Give everything from the line containing "Extract 49 of" down to the line containing "254, 397, 294]" as a Markdown table with the columns No. and Text, numbering each line and leaving out blank lines.

-- Start of Data for this exercise --

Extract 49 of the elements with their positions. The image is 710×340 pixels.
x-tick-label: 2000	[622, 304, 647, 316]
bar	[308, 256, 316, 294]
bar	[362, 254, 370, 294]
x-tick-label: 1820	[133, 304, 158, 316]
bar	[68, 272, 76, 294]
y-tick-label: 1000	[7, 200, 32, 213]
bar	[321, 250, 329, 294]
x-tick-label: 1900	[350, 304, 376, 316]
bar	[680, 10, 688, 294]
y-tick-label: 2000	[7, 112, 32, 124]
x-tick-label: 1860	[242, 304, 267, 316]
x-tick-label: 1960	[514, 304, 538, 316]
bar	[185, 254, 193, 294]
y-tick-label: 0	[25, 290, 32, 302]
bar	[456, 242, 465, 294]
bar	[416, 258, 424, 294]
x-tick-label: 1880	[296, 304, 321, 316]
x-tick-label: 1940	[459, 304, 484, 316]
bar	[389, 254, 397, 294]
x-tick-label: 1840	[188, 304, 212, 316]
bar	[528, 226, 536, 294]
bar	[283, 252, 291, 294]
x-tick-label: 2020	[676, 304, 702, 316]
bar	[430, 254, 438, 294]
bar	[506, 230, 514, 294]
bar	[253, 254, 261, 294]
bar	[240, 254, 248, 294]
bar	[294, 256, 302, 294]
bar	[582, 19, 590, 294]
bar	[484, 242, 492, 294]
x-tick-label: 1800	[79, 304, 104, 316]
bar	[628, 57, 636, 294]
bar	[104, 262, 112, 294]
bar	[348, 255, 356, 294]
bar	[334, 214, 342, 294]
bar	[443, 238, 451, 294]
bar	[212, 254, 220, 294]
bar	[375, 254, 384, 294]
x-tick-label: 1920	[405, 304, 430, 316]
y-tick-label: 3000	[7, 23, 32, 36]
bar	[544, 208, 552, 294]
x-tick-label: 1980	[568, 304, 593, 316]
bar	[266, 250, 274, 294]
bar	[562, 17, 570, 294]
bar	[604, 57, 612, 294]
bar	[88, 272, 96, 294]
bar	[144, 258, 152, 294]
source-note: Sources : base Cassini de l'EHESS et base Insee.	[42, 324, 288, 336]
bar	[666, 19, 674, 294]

-- End of Data for this exercise --
-- Start of Data for this exercise --

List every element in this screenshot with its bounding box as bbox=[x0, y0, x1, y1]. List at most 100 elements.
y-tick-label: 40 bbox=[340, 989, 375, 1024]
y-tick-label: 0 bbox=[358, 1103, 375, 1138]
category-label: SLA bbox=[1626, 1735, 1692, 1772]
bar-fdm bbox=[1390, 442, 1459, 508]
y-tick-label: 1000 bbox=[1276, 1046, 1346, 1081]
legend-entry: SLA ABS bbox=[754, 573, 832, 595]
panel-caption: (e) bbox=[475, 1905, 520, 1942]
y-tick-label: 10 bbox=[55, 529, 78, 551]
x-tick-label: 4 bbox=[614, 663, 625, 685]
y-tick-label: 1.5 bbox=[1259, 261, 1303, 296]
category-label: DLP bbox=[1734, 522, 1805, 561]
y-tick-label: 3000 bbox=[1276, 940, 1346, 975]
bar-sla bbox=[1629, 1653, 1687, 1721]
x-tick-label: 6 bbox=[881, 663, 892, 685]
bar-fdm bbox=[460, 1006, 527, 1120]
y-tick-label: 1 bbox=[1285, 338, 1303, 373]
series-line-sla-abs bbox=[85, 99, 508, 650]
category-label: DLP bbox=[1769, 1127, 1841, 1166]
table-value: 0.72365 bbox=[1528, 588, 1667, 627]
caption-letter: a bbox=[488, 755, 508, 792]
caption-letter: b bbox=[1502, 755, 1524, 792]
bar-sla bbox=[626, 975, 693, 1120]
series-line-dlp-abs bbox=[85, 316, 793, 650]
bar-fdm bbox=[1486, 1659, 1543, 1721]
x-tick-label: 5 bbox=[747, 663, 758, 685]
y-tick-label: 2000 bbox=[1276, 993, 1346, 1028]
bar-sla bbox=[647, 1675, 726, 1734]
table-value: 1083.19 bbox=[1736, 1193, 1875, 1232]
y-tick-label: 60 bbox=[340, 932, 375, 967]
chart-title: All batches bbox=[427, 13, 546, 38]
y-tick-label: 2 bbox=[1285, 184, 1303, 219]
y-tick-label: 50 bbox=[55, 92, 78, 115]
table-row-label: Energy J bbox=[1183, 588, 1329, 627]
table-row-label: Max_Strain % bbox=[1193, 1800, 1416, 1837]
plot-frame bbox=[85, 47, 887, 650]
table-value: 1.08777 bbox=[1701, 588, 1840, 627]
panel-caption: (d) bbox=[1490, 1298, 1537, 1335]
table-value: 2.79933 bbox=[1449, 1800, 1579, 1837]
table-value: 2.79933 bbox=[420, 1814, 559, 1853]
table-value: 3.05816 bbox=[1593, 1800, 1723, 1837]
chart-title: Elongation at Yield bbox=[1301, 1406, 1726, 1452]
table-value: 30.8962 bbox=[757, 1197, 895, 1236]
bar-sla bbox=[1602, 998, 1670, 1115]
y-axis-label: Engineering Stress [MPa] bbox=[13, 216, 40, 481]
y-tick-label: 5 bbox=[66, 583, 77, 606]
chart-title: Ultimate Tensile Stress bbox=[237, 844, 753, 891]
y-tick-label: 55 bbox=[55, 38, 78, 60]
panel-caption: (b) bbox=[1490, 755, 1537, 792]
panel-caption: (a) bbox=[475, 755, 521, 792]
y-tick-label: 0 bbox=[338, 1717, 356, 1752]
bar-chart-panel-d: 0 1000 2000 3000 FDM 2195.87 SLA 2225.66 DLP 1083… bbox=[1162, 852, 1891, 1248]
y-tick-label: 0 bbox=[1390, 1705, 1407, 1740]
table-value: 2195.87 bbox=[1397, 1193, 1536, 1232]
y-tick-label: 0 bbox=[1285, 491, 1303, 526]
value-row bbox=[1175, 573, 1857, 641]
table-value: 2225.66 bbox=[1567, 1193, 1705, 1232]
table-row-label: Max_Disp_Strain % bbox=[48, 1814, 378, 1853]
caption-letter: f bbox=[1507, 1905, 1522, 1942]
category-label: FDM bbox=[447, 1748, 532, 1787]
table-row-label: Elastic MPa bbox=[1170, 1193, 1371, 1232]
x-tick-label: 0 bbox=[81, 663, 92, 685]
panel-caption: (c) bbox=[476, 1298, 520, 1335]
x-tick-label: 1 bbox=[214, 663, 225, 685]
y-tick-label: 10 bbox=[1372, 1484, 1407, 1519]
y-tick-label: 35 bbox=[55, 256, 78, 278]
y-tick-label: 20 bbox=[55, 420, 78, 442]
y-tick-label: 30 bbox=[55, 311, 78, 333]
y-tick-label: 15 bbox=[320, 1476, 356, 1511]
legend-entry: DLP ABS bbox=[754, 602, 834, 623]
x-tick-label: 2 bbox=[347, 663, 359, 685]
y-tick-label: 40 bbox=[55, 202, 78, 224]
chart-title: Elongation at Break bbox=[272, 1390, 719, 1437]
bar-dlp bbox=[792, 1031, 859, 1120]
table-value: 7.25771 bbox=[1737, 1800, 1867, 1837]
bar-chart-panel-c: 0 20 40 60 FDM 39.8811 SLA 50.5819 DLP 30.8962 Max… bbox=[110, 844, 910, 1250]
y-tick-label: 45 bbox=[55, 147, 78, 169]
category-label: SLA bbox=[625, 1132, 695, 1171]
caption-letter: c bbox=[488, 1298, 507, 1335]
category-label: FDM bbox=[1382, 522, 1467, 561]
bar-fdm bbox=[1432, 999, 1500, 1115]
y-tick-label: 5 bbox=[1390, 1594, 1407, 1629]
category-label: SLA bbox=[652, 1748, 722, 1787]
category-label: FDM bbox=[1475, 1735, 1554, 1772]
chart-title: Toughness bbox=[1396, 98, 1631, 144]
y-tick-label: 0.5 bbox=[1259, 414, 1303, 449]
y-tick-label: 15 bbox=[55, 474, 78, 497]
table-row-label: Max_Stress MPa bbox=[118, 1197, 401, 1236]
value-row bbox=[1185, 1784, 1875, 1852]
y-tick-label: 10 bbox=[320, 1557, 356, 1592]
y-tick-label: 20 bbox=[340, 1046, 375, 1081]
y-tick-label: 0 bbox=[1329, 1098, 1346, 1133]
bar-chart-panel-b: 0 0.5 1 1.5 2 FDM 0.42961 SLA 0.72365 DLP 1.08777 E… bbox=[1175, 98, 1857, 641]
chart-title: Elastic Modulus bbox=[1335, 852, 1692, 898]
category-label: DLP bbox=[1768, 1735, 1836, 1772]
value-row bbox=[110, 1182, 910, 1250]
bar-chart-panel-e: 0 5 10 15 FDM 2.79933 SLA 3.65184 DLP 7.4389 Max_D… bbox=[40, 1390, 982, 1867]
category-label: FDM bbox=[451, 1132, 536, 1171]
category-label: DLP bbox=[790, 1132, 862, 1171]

-- End of Data for this exercise --

▶ [Task answer]:
| No. | Text |
|---|---|
| 1 | Extract 49 of the elements with their positions. The image is 710×340 pixels. |
| 2 | x-tick-label: 2000	[622, 304, 647, 316] |
| 3 | bar	[308, 256, 316, 294] |
| 4 | bar	[362, 254, 370, 294] |
| 5 | x-tick-label: 1820	[133, 304, 158, 316] |
| 6 | bar	[68, 272, 76, 294] |
| 7 | y-tick-label: 1000	[7, 200, 32, 213] |
| 8 | bar	[321, 250, 329, 294] |
| 9 | x-tick-label: 1900	[350, 304, 376, 316] |
| 10 | bar	[680, 10, 688, 294] |
| 11 | y-tick-label: 2000	[7, 112, 32, 124] |
| 12 | x-tick-label: 1860	[242, 304, 267, 316] |
| 13 | x-tick-label: 1960	[514, 304, 538, 316] |
| 14 | bar	[185, 254, 193, 294] |
| 15 | y-tick-label: 0	[25, 290, 32, 302] |
| 16 | bar	[456, 242, 465, 294] |
| 17 | bar	[416, 258, 424, 294] |
| 18 | x-tick-label: 1880	[296, 304, 321, 316] |
| 19 | x-tick-label: 1940	[459, 304, 484, 316] |
| 20 | bar	[389, 254, 397, 294] |